## Task objective
Search the listing for "JSON" and copy every line where it appears.

------ Record set

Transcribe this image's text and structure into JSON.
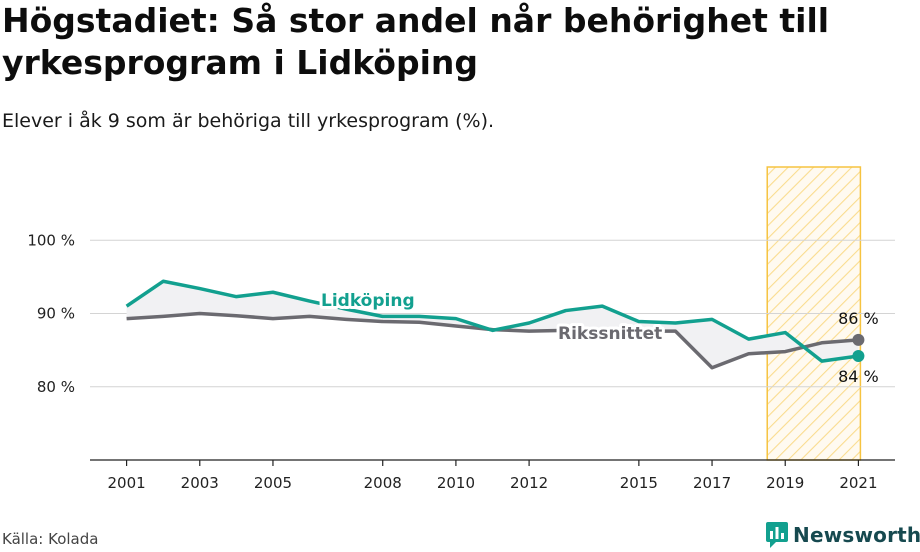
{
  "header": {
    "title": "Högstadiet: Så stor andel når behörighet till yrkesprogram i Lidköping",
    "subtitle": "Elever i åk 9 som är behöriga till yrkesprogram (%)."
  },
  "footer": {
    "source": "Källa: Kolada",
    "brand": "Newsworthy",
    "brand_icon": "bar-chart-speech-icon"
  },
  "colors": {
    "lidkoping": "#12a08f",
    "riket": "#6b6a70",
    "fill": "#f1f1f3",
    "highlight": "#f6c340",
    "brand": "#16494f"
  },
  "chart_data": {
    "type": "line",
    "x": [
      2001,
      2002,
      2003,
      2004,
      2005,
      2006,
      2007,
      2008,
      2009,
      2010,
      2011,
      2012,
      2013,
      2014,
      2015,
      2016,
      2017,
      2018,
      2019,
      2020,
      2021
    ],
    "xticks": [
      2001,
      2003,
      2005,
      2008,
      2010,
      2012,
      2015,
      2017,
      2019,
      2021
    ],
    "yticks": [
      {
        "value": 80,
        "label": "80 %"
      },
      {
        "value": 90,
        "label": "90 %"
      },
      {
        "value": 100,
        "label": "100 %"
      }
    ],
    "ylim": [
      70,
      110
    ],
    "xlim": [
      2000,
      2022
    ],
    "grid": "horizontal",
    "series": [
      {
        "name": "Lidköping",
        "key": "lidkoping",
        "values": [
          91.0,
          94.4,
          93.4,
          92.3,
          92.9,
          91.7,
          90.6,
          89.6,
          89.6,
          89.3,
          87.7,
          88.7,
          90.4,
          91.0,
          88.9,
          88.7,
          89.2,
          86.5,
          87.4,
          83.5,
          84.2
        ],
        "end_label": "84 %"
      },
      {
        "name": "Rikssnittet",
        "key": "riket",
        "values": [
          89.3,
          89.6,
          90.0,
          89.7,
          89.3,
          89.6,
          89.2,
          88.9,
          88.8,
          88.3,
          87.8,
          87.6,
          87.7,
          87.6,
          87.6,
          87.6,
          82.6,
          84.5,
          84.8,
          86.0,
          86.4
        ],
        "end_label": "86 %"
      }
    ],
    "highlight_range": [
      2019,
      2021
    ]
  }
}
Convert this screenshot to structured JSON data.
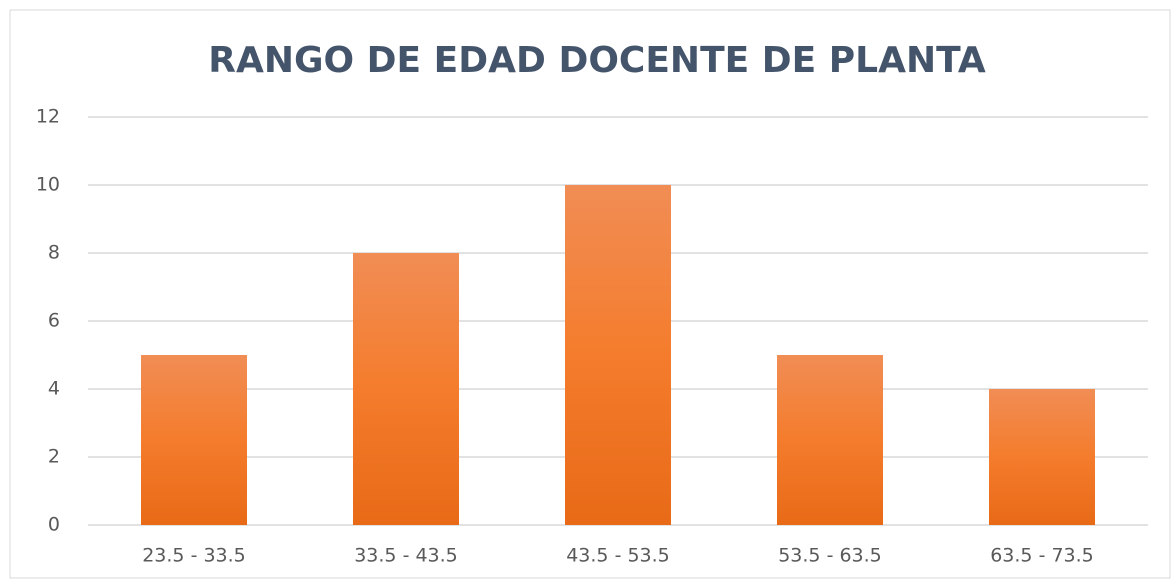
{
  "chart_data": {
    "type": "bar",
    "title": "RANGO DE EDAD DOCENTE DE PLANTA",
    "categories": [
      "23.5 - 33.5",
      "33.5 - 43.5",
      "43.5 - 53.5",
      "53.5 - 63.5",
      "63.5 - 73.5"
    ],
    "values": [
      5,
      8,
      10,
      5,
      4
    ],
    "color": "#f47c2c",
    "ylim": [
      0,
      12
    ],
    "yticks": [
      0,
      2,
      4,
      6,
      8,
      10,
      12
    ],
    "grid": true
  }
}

------------

## Answer to the exercise
Transcribe this image's text and structure into JSON.
Convert this screenshot to structured JSON data.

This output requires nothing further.